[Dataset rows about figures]
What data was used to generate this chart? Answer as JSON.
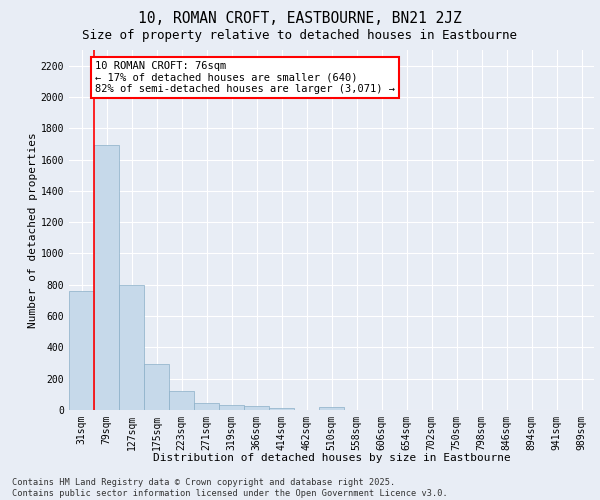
{
  "title_line1": "10, ROMAN CROFT, EASTBOURNE, BN21 2JZ",
  "title_line2": "Size of property relative to detached houses in Eastbourne",
  "xlabel": "Distribution of detached houses by size in Eastbourne",
  "ylabel": "Number of detached properties",
  "categories": [
    "31sqm",
    "79sqm",
    "127sqm",
    "175sqm",
    "223sqm",
    "271sqm",
    "319sqm",
    "366sqm",
    "414sqm",
    "462sqm",
    "510sqm",
    "558sqm",
    "606sqm",
    "654sqm",
    "702sqm",
    "750sqm",
    "798sqm",
    "846sqm",
    "894sqm",
    "941sqm",
    "989sqm"
  ],
  "values": [
    760,
    1690,
    800,
    295,
    120,
    42,
    30,
    25,
    15,
    0,
    20,
    0,
    0,
    0,
    0,
    0,
    0,
    0,
    0,
    0,
    0
  ],
  "bar_color": "#c6d9ea",
  "bar_edge_color": "#8aafc8",
  "ylim": [
    0,
    2300
  ],
  "yticks": [
    0,
    200,
    400,
    600,
    800,
    1000,
    1200,
    1400,
    1600,
    1800,
    2000,
    2200
  ],
  "annotation_text": "10 ROMAN CROFT: 76sqm\n← 17% of detached houses are smaller (640)\n82% of semi-detached houses are larger (3,071) →",
  "vline_x": 0.5,
  "footer_line1": "Contains HM Land Registry data © Crown copyright and database right 2025.",
  "footer_line2": "Contains public sector information licensed under the Open Government Licence v3.0.",
  "background_color": "#e8edf5",
  "grid_color": "#ffffff",
  "title_fontsize": 10.5,
  "subtitle_fontsize": 9.0,
  "axis_label_fontsize": 8.0,
  "tick_fontsize": 7.0,
  "annotation_fontsize": 7.5,
  "footer_fontsize": 6.2
}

(What you need to do): Wherever "ROMAN" shows up in a line, copy that line.

(Correct output):
  "title_line1": "10, ROMAN CROFT, EASTBOURNE, BN21 2JZ",
  "annotation_text": "10 ROMAN CROFT: 76sqm\n← 17% of detached houses are smaller (640)\n82% of semi-detached houses are larger (3,071) →",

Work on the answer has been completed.